▸ **WHAT YOU HAVE TO DO**
Return the records that follow, matching each one exactly.

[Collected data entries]
Start

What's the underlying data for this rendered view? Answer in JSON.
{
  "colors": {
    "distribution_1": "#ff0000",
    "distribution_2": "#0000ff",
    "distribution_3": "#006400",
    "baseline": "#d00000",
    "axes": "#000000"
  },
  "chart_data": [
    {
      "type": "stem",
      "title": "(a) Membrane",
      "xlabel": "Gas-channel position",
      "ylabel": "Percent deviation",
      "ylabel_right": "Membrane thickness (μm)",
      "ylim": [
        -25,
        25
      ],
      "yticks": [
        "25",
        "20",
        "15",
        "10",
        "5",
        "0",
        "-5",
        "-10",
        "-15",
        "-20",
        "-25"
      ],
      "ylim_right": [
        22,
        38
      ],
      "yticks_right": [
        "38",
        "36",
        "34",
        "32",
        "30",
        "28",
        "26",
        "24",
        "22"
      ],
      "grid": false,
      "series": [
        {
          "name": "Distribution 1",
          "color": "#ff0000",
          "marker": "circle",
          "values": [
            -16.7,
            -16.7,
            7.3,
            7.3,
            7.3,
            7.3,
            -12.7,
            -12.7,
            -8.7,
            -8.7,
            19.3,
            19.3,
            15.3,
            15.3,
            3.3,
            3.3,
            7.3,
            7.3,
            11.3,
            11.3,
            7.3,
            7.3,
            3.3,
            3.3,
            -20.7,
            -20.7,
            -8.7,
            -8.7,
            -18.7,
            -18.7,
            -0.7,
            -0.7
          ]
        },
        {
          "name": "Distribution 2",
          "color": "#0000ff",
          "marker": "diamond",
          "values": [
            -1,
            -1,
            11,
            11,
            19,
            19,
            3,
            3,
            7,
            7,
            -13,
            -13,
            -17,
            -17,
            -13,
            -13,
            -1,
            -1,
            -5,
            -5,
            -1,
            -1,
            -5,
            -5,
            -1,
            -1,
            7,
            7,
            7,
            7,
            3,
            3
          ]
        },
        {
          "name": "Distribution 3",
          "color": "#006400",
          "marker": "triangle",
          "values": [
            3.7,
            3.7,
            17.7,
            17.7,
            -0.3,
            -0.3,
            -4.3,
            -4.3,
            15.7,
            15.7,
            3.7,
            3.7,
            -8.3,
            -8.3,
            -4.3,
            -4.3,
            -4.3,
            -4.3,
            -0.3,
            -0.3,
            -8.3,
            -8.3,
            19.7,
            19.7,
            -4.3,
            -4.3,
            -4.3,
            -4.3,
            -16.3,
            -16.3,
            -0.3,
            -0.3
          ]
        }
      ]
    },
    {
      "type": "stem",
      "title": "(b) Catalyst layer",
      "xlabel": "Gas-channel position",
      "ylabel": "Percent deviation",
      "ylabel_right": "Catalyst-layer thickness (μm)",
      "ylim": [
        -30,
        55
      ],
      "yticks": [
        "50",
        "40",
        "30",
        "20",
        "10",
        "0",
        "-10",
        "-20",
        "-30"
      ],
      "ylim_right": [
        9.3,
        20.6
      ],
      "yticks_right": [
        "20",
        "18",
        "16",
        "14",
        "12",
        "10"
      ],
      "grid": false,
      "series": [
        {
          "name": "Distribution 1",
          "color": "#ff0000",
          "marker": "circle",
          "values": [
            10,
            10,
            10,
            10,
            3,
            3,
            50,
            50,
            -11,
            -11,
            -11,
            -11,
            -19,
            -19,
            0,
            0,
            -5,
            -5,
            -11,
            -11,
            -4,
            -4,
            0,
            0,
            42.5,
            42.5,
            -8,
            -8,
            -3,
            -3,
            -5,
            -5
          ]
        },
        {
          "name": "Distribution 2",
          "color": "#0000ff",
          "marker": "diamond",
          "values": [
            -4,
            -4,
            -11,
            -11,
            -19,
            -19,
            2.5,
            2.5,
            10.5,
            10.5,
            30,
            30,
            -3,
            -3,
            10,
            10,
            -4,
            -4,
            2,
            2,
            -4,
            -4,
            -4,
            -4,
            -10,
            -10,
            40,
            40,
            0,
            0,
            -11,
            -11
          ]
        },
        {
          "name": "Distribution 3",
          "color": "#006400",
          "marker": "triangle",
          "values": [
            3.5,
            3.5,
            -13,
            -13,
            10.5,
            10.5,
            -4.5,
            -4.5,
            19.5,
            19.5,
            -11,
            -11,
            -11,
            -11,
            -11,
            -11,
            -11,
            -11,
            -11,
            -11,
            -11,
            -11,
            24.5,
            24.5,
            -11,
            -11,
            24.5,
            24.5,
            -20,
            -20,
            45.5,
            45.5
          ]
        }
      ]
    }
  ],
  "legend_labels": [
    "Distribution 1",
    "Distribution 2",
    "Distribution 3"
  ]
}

End

▸ **ANSWER TO THIS EXERCISE**
What's the underlying data for this rendered view? Answer in JSON.
{
  "colors": {
    "distribution_1": "#ff0000",
    "distribution_2": "#0000ff",
    "distribution_3": "#006400",
    "baseline": "#d00000",
    "axes": "#000000"
  },
  "chart_data": [
    {
      "type": "stem",
      "title": "(a) Membrane",
      "xlabel": "Gas-channel position",
      "ylabel": "Percent deviation",
      "ylabel_right": "Membrane thickness (μm)",
      "ylim": [
        -25,
        25
      ],
      "yticks": [
        "25",
        "20",
        "15",
        "10",
        "5",
        "0",
        "-5",
        "-10",
        "-15",
        "-20",
        "-25"
      ],
      "ylim_right": [
        22,
        38
      ],
      "yticks_right": [
        "38",
        "36",
        "34",
        "32",
        "30",
        "28",
        "26",
        "24",
        "22"
      ],
      "grid": false,
      "series": [
        {
          "name": "Distribution 1",
          "color": "#ff0000",
          "marker": "circle",
          "values": [
            -16.7,
            -16.7,
            7.3,
            7.3,
            7.3,
            7.3,
            -12.7,
            -12.7,
            -8.7,
            -8.7,
            19.3,
            19.3,
            15.3,
            15.3,
            3.3,
            3.3,
            7.3,
            7.3,
            11.3,
            11.3,
            7.3,
            7.3,
            3.3,
            3.3,
            -20.7,
            -20.7,
            -8.7,
            -8.7,
            -18.7,
            -18.7,
            -0.7,
            -0.7
          ]
        },
        {
          "name": "Distribution 2",
          "color": "#0000ff",
          "marker": "diamond",
          "values": [
            -1,
            -1,
            11,
            11,
            19,
            19,
            3,
            3,
            7,
            7,
            -13,
            -13,
            -17,
            -17,
            -13,
            -13,
            -1,
            -1,
            -5,
            -5,
            -1,
            -1,
            -5,
            -5,
            -1,
            -1,
            7,
            7,
            7,
            7,
            3,
            3
          ]
        },
        {
          "name": "Distribution 3",
          "color": "#006400",
          "marker": "triangle",
          "values": [
            3.7,
            3.7,
            17.7,
            17.7,
            -0.3,
            -0.3,
            -4.3,
            -4.3,
            15.7,
            15.7,
            3.7,
            3.7,
            -8.3,
            -8.3,
            -4.3,
            -4.3,
            -4.3,
            -4.3,
            -0.3,
            -0.3,
            -8.3,
            -8.3,
            19.7,
            19.7,
            -4.3,
            -4.3,
            -4.3,
            -4.3,
            -16.3,
            -16.3,
            -0.3,
            -0.3
          ]
        }
      ]
    },
    {
      "type": "stem",
      "title": "(b) Catalyst layer",
      "xlabel": "Gas-channel position",
      "ylabel": "Percent deviation",
      "ylabel_right": "Catalyst-layer thickness (μm)",
      "ylim": [
        -30,
        55
      ],
      "yticks": [
        "50",
        "40",
        "30",
        "20",
        "10",
        "0",
        "-10",
        "-20",
        "-30"
      ],
      "ylim_right": [
        9.3,
        20.6
      ],
      "yticks_right": [
        "20",
        "18",
        "16",
        "14",
        "12",
        "10"
      ],
      "grid": false,
      "series": [
        {
          "name": "Distribution 1",
          "color": "#ff0000",
          "marker": "circle",
          "values": [
            10,
            10,
            10,
            10,
            3,
            3,
            50,
            50,
            -11,
            -11,
            -11,
            -11,
            -19,
            -19,
            0,
            0,
            -5,
            -5,
            -11,
            -11,
            -4,
            -4,
            0,
            0,
            42.5,
            42.5,
            -8,
            -8,
            -3,
            -3,
            -5,
            -5
          ]
        },
        {
          "name": "Distribution 2",
          "color": "#0000ff",
          "marker": "diamond",
          "values": [
            -4,
            -4,
            -11,
            -11,
            -19,
            -19,
            2.5,
            2.5,
            10.5,
            10.5,
            30,
            30,
            -3,
            -3,
            10,
            10,
            -4,
            -4,
            2,
            2,
            -4,
            -4,
            -4,
            -4,
            -10,
            -10,
            40,
            40,
            0,
            0,
            -11,
            -11
          ]
        },
        {
          "name": "Distribution 3",
          "color": "#006400",
          "marker": "triangle",
          "values": [
            3.5,
            3.5,
            -13,
            -13,
            10.5,
            10.5,
            -4.5,
            -4.5,
            19.5,
            19.5,
            -11,
            -11,
            -11,
            -11,
            -11,
            -11,
            -11,
            -11,
            -11,
            -11,
            -11,
            -11,
            24.5,
            24.5,
            -11,
            -11,
            24.5,
            24.5,
            -20,
            -20,
            45.5,
            45.5
          ]
        }
      ]
    }
  ],
  "legend_labels": [
    "Distribution 1",
    "Distribution 2",
    "Distribution 3"
  ]
}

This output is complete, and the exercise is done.